Records provided
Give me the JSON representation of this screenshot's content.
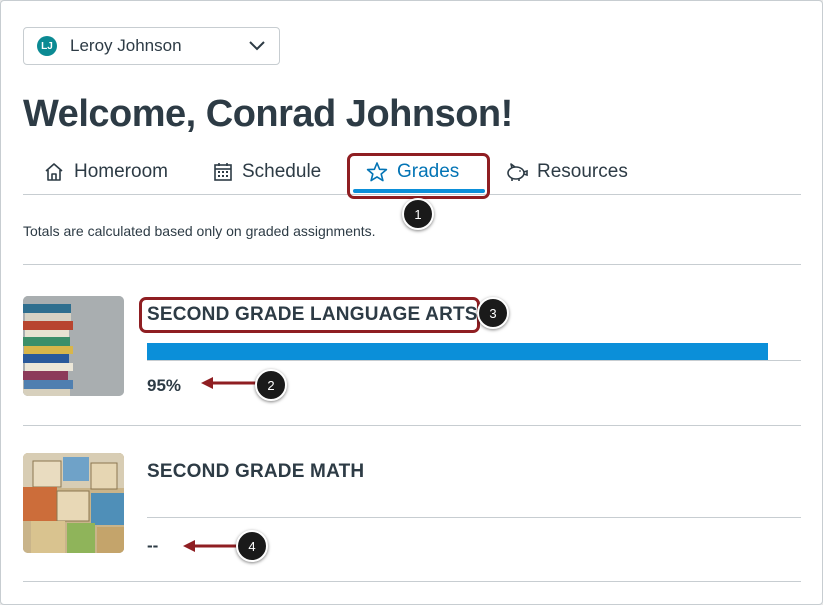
{
  "student_selector": {
    "avatar_initials": "LJ",
    "selected": "Leroy Johnson"
  },
  "page_title": "Welcome, Conrad Johnson!",
  "tabs": [
    {
      "label": "Homeroom",
      "icon": "home-icon"
    },
    {
      "label": "Schedule",
      "icon": "calendar-icon"
    },
    {
      "label": "Grades",
      "icon": "star-icon",
      "active": true
    },
    {
      "label": "Resources",
      "icon": "piggy-bank-icon"
    }
  ],
  "note": "Totals are calculated based only on graded assignments.",
  "courses": [
    {
      "title": "SECOND GRADE LANGUAGE ARTS",
      "grade": "95%",
      "progress": 0.95,
      "thumbnail": "books-image"
    },
    {
      "title": "SECOND GRADE MATH",
      "grade": "--",
      "thumbnail": "blocks-image"
    }
  ],
  "callouts": [
    "1",
    "2",
    "3",
    "4"
  ],
  "colors": {
    "accent": "#0b8fd9",
    "active_tab_text": "#0374b5",
    "callout_border": "#8f1e22",
    "text": "#2d3b45",
    "avatar": "#0b8a93"
  }
}
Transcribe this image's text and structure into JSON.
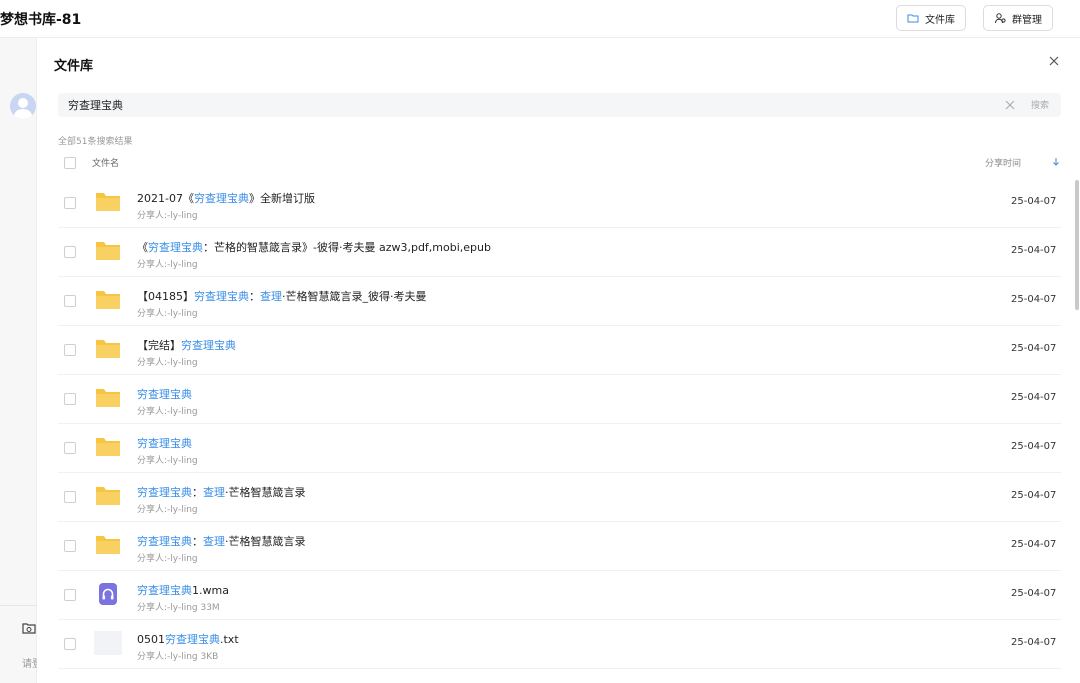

Task details
Write out all the entries again, word for word, and print no images.

Solution to this exercise
Give me the JSON representation of this screenshot's content.
{
  "student_selector": {
    "avatar_initials": "LJ",
    "selected": "Leroy Johnson"
  },
  "page_title": "Welcome, Conrad Johnson!",
  "tabs": [
    {
      "label": "Homeroom",
      "icon": "home-icon"
    },
    {
      "label": "Schedule",
      "icon": "calendar-icon"
    },
    {
      "label": "Grades",
      "icon": "star-icon",
      "active": true
    },
    {
      "label": "Resources",
      "icon": "piggy-bank-icon"
    }
  ],
  "note": "Totals are calculated based only on graded assignments.",
  "courses": [
    {
      "title": "SECOND GRADE LANGUAGE ARTS",
      "grade": "95%",
      "progress": 0.95,
      "thumbnail": "books-image"
    },
    {
      "title": "SECOND GRADE MATH",
      "grade": "--",
      "thumbnail": "blocks-image"
    }
  ],
  "callouts": [
    "1",
    "2",
    "3",
    "4"
  ],
  "colors": {
    "accent": "#0b8fd9",
    "active_tab_text": "#0374b5",
    "callout_border": "#8f1e22",
    "text": "#2d3b45",
    "avatar": "#0b8a93"
  }
}
Transcribe this image's text and structure into JSON.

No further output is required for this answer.